>> Begin DATA EXCERPTS

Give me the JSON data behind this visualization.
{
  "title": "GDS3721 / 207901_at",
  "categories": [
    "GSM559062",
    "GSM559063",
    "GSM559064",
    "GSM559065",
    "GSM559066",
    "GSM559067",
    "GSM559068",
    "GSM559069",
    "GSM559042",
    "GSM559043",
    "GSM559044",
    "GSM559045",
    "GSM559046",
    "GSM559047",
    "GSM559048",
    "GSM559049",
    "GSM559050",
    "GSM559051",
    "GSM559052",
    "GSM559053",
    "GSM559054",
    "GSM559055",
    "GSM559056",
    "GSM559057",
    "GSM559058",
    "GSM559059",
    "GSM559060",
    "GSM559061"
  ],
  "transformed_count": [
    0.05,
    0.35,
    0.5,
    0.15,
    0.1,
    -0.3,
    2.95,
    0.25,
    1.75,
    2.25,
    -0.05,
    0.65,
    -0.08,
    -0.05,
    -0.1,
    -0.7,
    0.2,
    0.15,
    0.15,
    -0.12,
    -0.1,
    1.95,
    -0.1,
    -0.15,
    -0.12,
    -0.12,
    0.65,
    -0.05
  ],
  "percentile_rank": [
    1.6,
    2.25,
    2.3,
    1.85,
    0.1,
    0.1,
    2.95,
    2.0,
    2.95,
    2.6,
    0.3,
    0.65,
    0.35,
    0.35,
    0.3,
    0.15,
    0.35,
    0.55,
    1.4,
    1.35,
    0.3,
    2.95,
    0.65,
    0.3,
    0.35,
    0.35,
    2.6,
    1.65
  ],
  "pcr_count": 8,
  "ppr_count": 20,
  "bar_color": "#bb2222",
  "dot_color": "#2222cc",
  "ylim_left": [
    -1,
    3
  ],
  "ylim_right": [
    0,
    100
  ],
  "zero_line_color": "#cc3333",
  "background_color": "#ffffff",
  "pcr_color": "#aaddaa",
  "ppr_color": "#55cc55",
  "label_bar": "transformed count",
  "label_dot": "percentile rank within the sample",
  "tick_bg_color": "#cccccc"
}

>> End DATA EXCERPTS

WRITTEN INSTRUCTION: All of the data needs to be printed once more, exactly.

SOLVED PROBLEM:
Give me the JSON data behind this visualization.
{
  "title": "GDS3721 / 207901_at",
  "categories": [
    "GSM559062",
    "GSM559063",
    "GSM559064",
    "GSM559065",
    "GSM559066",
    "GSM559067",
    "GSM559068",
    "GSM559069",
    "GSM559042",
    "GSM559043",
    "GSM559044",
    "GSM559045",
    "GSM559046",
    "GSM559047",
    "GSM559048",
    "GSM559049",
    "GSM559050",
    "GSM559051",
    "GSM559052",
    "GSM559053",
    "GSM559054",
    "GSM559055",
    "GSM559056",
    "GSM559057",
    "GSM559058",
    "GSM559059",
    "GSM559060",
    "GSM559061"
  ],
  "transformed_count": [
    0.05,
    0.35,
    0.5,
    0.15,
    0.1,
    -0.3,
    2.95,
    0.25,
    1.75,
    2.25,
    -0.05,
    0.65,
    -0.08,
    -0.05,
    -0.1,
    -0.7,
    0.2,
    0.15,
    0.15,
    -0.12,
    -0.1,
    1.95,
    -0.1,
    -0.15,
    -0.12,
    -0.12,
    0.65,
    -0.05
  ],
  "percentile_rank": [
    1.6,
    2.25,
    2.3,
    1.85,
    0.1,
    0.1,
    2.95,
    2.0,
    2.95,
    2.6,
    0.3,
    0.65,
    0.35,
    0.35,
    0.3,
    0.15,
    0.35,
    0.55,
    1.4,
    1.35,
    0.3,
    2.95,
    0.65,
    0.3,
    0.35,
    0.35,
    2.6,
    1.65
  ],
  "pcr_count": 8,
  "ppr_count": 20,
  "bar_color": "#bb2222",
  "dot_color": "#2222cc",
  "ylim_left": [
    -1,
    3
  ],
  "ylim_right": [
    0,
    100
  ],
  "zero_line_color": "#cc3333",
  "background_color": "#ffffff",
  "pcr_color": "#aaddaa",
  "ppr_color": "#55cc55",
  "label_bar": "transformed count",
  "label_dot": "percentile rank within the sample",
  "tick_bg_color": "#cccccc"
}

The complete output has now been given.